— WHAT THE TASK ASKS —
For each line below that includes the word "Salad", make a copy.

— DATA FOR THIS TASK —
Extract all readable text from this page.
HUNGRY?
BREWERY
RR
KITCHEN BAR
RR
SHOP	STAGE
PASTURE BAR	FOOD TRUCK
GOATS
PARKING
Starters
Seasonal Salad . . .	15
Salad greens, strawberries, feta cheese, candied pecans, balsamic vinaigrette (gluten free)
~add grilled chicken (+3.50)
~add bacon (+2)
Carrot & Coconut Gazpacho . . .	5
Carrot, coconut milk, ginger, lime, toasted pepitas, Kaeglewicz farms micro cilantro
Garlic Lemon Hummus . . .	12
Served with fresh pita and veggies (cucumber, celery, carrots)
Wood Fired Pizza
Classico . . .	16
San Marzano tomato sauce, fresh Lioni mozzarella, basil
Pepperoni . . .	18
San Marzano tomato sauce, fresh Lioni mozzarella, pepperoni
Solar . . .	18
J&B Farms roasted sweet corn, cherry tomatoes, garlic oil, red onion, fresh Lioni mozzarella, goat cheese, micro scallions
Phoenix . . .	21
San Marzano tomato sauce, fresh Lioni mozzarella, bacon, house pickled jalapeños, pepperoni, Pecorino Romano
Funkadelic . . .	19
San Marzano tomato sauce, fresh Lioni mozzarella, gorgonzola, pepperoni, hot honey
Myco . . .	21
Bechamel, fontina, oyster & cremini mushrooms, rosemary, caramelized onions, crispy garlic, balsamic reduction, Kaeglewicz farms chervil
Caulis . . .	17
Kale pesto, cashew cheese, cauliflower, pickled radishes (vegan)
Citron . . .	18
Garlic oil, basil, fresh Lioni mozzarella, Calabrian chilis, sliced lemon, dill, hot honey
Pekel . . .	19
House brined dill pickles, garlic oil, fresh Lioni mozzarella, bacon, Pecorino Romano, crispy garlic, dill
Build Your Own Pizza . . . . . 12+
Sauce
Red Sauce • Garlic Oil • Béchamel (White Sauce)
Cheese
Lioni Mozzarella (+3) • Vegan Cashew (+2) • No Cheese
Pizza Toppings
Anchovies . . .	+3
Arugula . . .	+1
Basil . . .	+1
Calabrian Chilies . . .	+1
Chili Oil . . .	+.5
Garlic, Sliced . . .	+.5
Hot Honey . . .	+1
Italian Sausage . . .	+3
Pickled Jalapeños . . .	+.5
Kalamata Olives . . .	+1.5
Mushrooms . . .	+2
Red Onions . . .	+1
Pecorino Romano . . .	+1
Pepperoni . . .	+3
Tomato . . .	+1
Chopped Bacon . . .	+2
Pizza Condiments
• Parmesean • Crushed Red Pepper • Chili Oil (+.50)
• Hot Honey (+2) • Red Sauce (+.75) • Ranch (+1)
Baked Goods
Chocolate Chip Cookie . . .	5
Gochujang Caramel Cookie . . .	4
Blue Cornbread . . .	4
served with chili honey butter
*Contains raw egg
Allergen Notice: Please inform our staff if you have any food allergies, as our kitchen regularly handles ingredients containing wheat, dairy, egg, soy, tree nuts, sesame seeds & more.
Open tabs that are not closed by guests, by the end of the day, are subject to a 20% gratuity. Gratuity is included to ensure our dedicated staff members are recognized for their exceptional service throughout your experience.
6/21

* * *

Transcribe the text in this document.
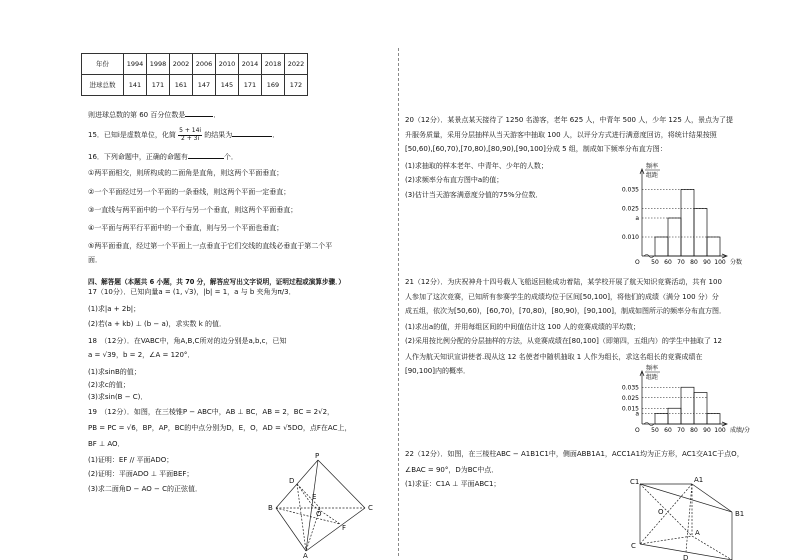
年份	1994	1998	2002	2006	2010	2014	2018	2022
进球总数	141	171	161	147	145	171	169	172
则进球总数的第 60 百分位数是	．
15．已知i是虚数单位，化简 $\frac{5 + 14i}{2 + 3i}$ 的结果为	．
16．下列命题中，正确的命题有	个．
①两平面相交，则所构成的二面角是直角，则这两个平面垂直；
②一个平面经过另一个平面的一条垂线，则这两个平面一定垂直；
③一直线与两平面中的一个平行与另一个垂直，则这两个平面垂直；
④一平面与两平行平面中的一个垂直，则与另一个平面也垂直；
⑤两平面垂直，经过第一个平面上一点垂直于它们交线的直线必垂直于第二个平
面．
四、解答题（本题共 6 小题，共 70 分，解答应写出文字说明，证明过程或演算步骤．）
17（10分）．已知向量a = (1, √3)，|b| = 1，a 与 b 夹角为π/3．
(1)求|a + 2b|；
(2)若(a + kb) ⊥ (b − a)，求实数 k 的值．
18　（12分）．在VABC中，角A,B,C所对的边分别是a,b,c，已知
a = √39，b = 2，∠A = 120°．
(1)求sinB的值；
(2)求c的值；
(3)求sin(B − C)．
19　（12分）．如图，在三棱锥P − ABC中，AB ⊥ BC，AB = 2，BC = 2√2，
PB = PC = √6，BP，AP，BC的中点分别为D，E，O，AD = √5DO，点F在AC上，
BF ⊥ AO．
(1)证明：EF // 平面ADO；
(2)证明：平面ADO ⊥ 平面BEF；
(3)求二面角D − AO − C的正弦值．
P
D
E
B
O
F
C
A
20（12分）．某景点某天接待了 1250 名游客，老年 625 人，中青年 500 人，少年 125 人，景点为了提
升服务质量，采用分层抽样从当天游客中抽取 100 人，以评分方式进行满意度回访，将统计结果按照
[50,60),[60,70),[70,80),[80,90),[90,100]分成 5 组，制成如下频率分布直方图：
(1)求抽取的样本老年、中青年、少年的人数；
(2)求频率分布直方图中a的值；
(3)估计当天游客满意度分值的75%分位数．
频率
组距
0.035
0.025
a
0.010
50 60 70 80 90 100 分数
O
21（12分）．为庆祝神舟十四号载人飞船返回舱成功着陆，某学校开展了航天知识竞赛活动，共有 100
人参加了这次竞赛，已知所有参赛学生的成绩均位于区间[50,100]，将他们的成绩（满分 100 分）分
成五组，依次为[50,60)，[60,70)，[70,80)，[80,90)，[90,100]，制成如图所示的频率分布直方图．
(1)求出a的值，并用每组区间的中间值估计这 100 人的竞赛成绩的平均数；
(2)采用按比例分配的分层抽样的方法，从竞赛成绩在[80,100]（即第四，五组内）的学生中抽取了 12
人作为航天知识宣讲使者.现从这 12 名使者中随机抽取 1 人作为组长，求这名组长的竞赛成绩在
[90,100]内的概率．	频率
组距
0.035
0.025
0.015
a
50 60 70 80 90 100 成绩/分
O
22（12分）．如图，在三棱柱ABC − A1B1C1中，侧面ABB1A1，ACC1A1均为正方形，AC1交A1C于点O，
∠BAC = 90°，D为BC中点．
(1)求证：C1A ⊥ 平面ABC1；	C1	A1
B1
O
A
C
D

— WRITTEN RESPONSE —
Seasonal Salad . . .	15
Salad greens, strawberries, feta cheese, candied pecans, balsamic vinaigrette (gluten free)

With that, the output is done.